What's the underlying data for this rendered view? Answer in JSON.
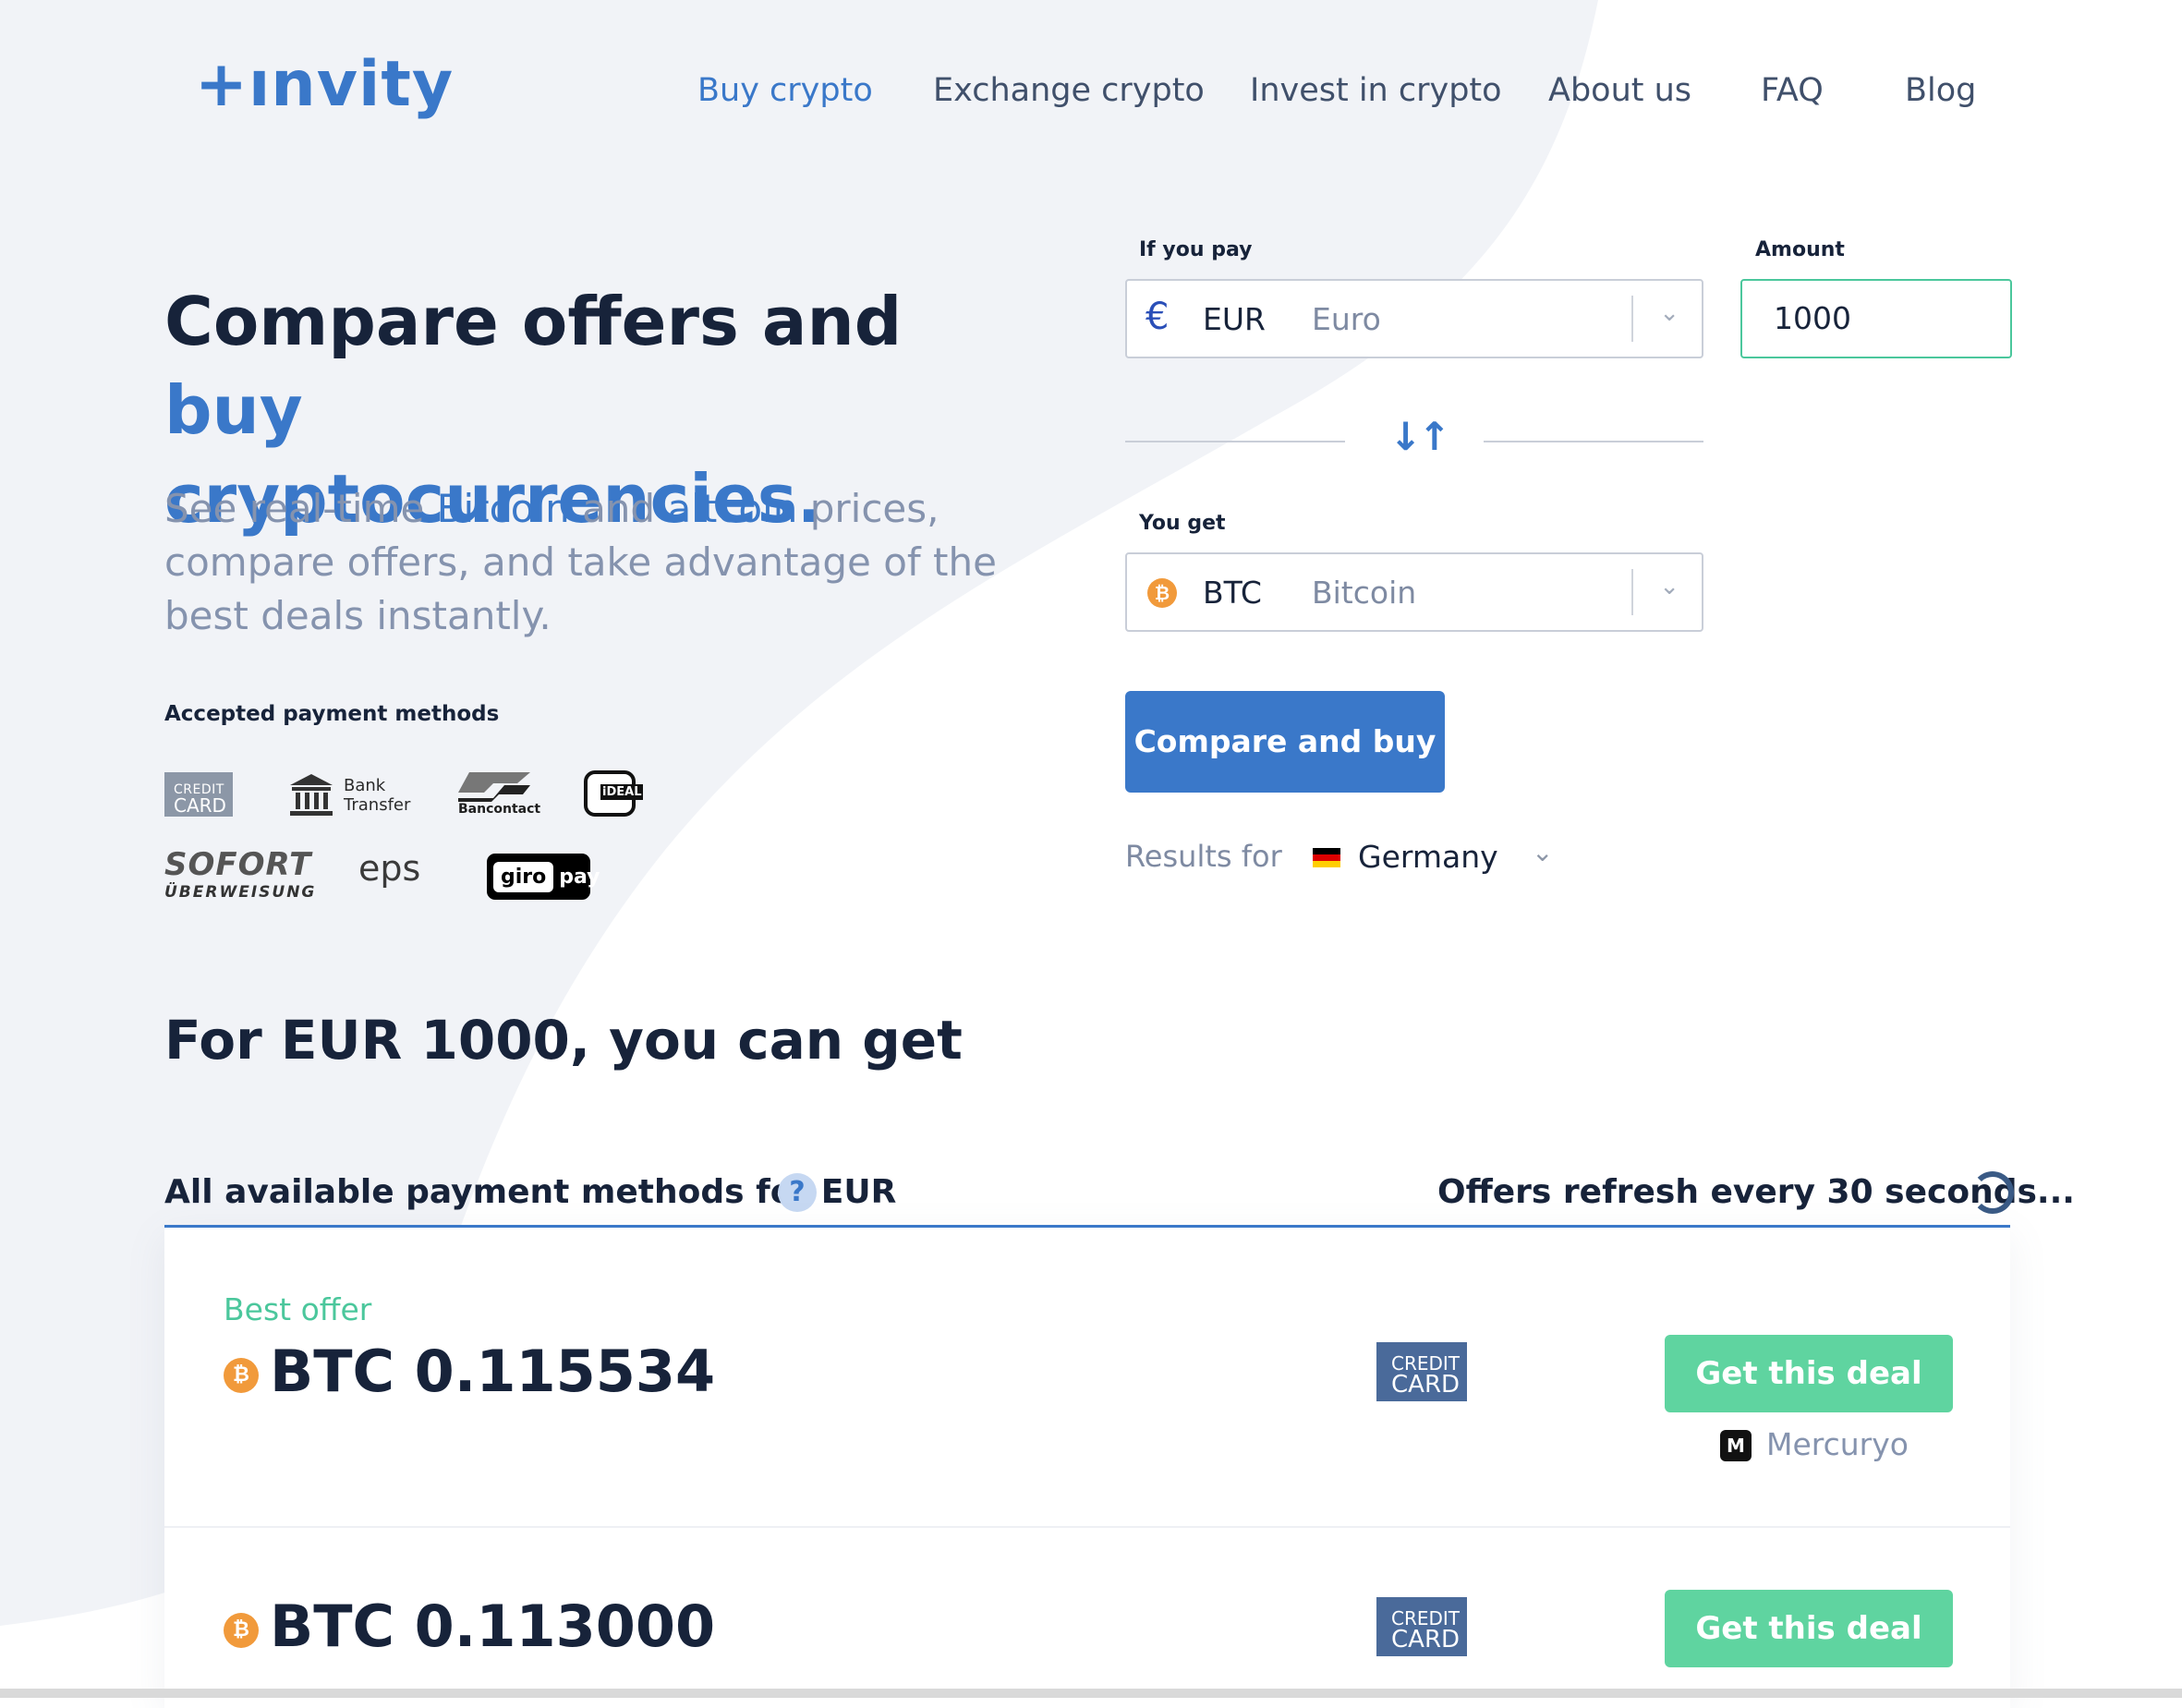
{
  "brand": {
    "logo": "+ınvity"
  },
  "nav": {
    "items": [
      {
        "label": "Buy crypto"
      },
      {
        "label": "Exchange crypto"
      },
      {
        "label": "Invest in crypto"
      },
      {
        "label": "About us"
      },
      {
        "label": "FAQ"
      },
      {
        "label": "Blog"
      }
    ]
  },
  "hero": {
    "title_part1": "Compare offers and ",
    "title_accent": "buy",
    "title_part2": "cryptocurrencies.",
    "subtitle_a": "See real-time ",
    "subtitle_link1": "Bitcoin",
    "subtitle_b": " and ",
    "subtitle_link2": "altcoin",
    "subtitle_c": " prices, compare offers, and take advantage of the best deals instantly."
  },
  "payment_methods": {
    "title": "Accepted payment methods",
    "credit_card": {
      "line1": "CREDIT",
      "line2": "CARD"
    },
    "bank": {
      "line1": "Bank",
      "line2": "Transfer"
    },
    "bancontact": "Bancontact",
    "ideal": "iDEAL",
    "sofort": {
      "line1": "SOFORT",
      "line2": "ÜBERWEISUNG"
    },
    "eps": "eps",
    "giropay": {
      "part1": "giro",
      "part2": "pay"
    }
  },
  "form": {
    "pay_label": "If you pay",
    "pay_code": "EUR",
    "pay_name": "Euro",
    "pay_symbol": "€",
    "amount_label": "Amount",
    "amount_value": "1000",
    "get_label": "You get",
    "get_code": "BTC",
    "get_name": "Bitcoin",
    "coin_symbol": "₿",
    "chevron": "⌄",
    "swap_icon": "↓↑",
    "cta": "Compare and buy",
    "results_for_label": "Results for",
    "country": "Germany"
  },
  "results": {
    "title": "For EUR 1000, you can get",
    "methods_header": "All available payment methods for EUR",
    "help": "?",
    "refresh_text": "Offers refresh every 30 seconds...",
    "offers": [
      {
        "tag": "Best offer",
        "amount": "BTC 0.115534",
        "method": {
          "line1": "CREDIT",
          "line2": "CARD"
        },
        "button": "Get this deal",
        "provider": "Mercuryo",
        "provider_icon": "M"
      },
      {
        "amount": "BTC 0.113000",
        "method": {
          "line1": "CREDIT",
          "line2": "CARD"
        },
        "button": "Get this deal"
      }
    ]
  },
  "colors": {
    "accent": "#3a78c9",
    "success": "#5fd4a0",
    "text_dark": "#17233a",
    "text_muted": "#8593ae",
    "bg_shape": "#f1f3f7"
  }
}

» What needs to be done: In the records, locate each line holding the string "this" and copy it.

» Answer:
What's the underlying data for this rendered view? Answer in JSON.
        "button": "Get this deal",
        "button": "Get this deal"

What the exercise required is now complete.